● **Records shown**:

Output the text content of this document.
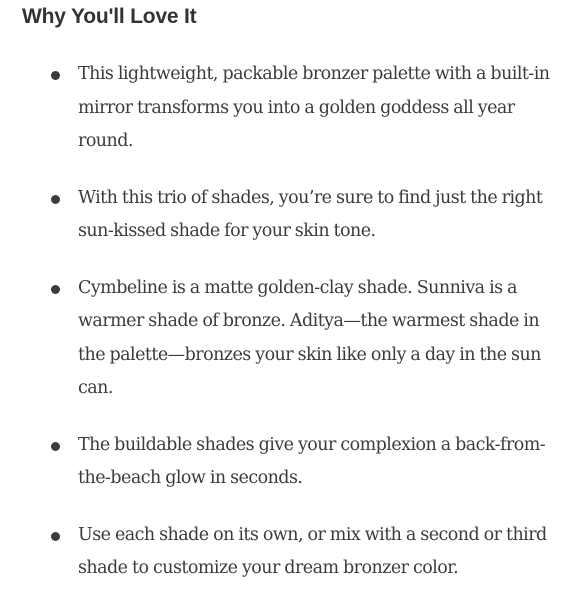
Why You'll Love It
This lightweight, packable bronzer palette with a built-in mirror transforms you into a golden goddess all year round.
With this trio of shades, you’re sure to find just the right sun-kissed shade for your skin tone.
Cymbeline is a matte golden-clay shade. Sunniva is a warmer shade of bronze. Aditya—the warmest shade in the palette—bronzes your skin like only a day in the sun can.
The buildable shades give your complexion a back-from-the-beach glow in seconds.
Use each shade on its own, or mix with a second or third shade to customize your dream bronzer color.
...
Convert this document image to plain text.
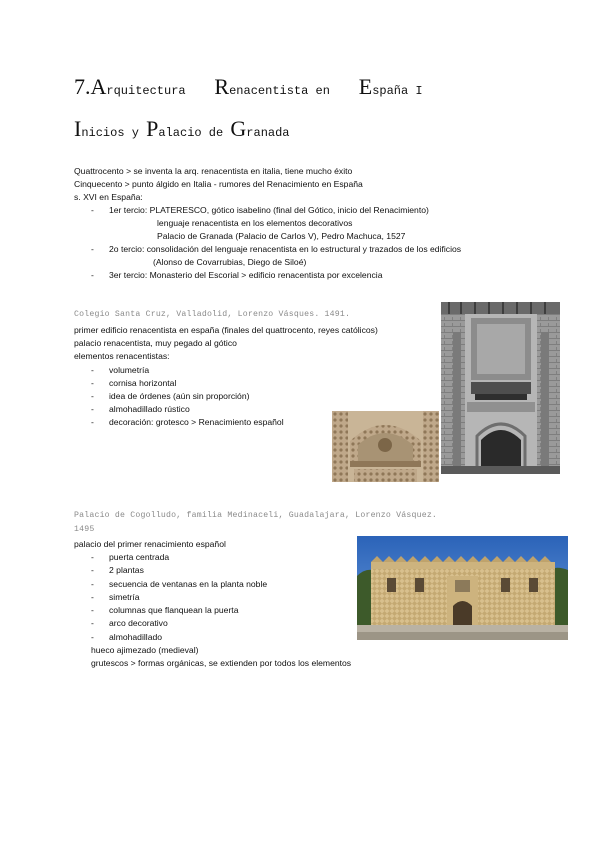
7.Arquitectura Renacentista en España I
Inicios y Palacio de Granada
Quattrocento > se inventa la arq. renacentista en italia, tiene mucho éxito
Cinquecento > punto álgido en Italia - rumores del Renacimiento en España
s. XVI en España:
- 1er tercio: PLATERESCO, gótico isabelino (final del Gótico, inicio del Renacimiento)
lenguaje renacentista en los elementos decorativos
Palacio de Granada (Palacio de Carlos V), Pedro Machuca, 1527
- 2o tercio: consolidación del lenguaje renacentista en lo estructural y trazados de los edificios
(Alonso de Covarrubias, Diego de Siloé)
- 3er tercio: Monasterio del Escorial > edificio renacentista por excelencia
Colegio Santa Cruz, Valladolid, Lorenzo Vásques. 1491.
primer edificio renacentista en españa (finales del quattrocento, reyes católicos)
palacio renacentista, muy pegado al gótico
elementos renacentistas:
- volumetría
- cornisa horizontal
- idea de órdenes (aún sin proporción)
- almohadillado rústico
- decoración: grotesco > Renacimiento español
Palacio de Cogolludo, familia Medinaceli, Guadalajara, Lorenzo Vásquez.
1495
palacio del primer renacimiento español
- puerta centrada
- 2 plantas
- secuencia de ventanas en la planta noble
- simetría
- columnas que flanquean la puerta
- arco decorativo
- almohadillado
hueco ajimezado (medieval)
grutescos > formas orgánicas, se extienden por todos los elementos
--
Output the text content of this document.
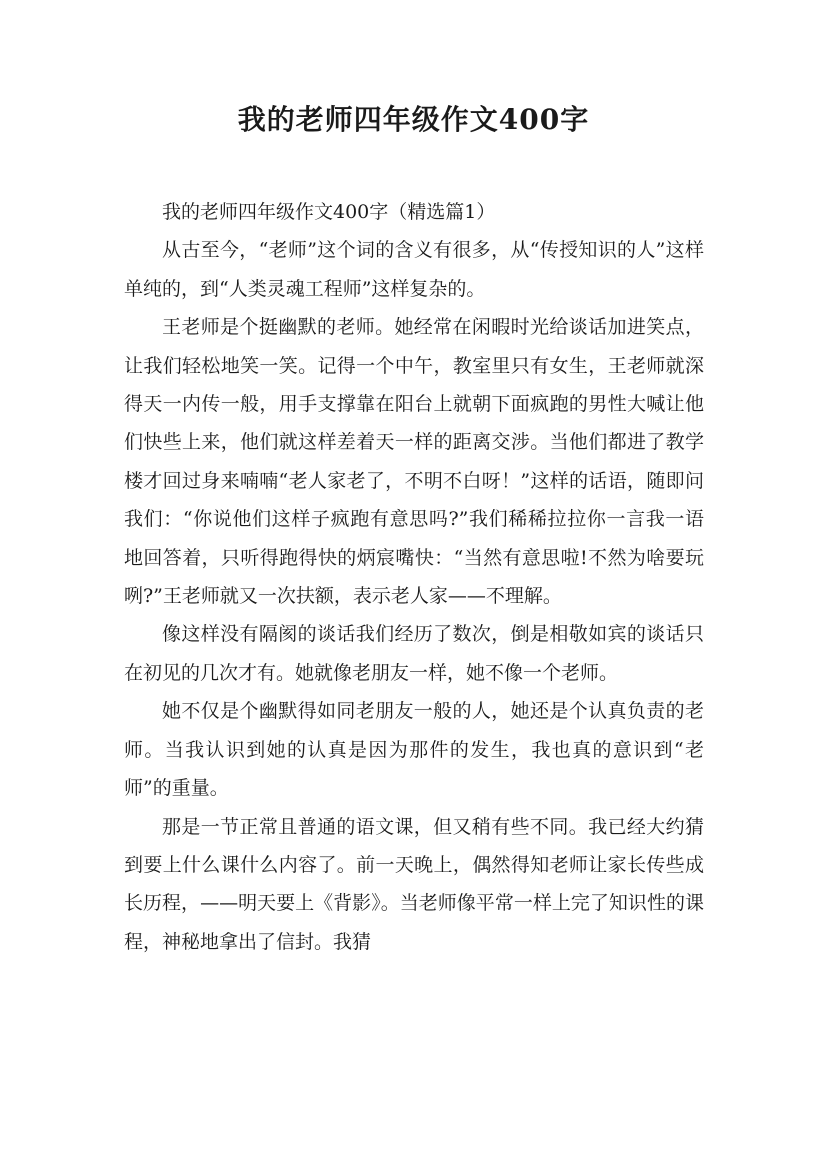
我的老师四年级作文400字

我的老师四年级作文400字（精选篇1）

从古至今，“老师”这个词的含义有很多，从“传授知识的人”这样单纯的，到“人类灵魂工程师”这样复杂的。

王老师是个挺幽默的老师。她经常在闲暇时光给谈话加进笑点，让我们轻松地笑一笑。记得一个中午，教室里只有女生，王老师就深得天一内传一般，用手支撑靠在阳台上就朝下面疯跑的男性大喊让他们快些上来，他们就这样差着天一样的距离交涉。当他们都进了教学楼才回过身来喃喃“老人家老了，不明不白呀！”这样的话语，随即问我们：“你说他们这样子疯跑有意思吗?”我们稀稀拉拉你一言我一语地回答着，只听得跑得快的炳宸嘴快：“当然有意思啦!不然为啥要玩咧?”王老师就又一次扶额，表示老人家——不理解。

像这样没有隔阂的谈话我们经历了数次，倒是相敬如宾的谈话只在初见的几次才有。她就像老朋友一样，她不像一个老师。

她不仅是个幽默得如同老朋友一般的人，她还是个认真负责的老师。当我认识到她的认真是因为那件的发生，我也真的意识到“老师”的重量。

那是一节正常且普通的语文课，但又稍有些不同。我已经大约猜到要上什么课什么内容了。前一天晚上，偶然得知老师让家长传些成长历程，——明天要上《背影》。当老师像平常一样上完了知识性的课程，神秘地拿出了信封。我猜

● **Short task**: Locate the word "gótico" in the data above. Copy every line carrying it.

● **Task response**:
- 1er tercio: PLATERESCO, gótico isabelino (final del Gótico, inicio del Renacimiento)
palacio renacentista, muy pegado al gótico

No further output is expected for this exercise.